**Exercise prompt**
Once the pictures are set aside, transcribe the remaining data exactly.

**Record set**
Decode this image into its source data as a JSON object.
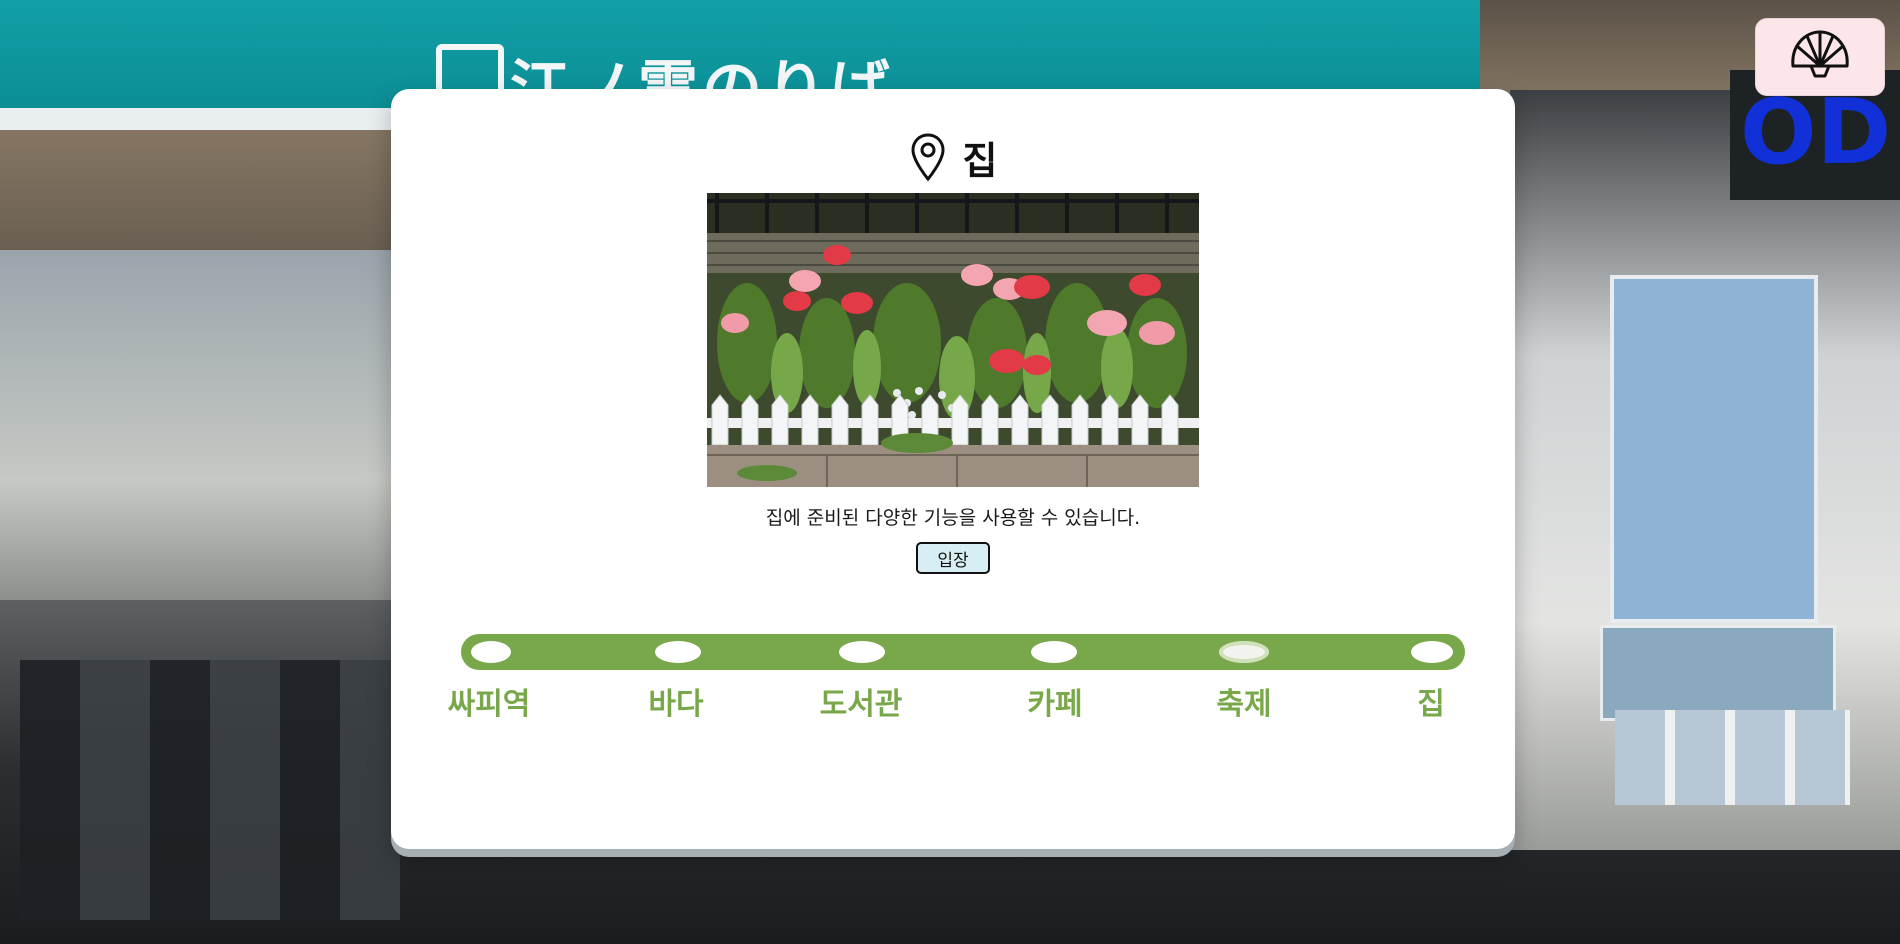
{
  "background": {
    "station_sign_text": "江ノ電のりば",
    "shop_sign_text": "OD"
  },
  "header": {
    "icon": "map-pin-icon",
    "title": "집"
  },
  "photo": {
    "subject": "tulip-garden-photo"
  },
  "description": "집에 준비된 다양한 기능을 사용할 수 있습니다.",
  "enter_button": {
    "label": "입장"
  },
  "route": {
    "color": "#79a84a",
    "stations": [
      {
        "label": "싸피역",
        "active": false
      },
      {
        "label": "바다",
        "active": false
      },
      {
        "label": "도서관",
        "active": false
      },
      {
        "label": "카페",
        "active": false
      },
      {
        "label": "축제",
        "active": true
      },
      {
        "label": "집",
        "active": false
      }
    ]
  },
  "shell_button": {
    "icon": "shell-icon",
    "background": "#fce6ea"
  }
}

**Written answer**
Decode this image into its source data as a JSON object.
{
  "background": {
    "station_sign_text": "江ノ電のりば",
    "shop_sign_text": "OD"
  },
  "header": {
    "icon": "map-pin-icon",
    "title": "집"
  },
  "photo": {
    "subject": "tulip-garden-photo"
  },
  "description": "집에 준비된 다양한 기능을 사용할 수 있습니다.",
  "enter_button": {
    "label": "입장"
  },
  "route": {
    "color": "#79a84a",
    "stations": [
      {
        "label": "싸피역",
        "active": false
      },
      {
        "label": "바다",
        "active": false
      },
      {
        "label": "도서관",
        "active": false
      },
      {
        "label": "카페",
        "active": false
      },
      {
        "label": "축제",
        "active": true
      },
      {
        "label": "집",
        "active": false
      }
    ]
  },
  "shell_button": {
    "icon": "shell-icon",
    "background": "#fce6ea"
  }
}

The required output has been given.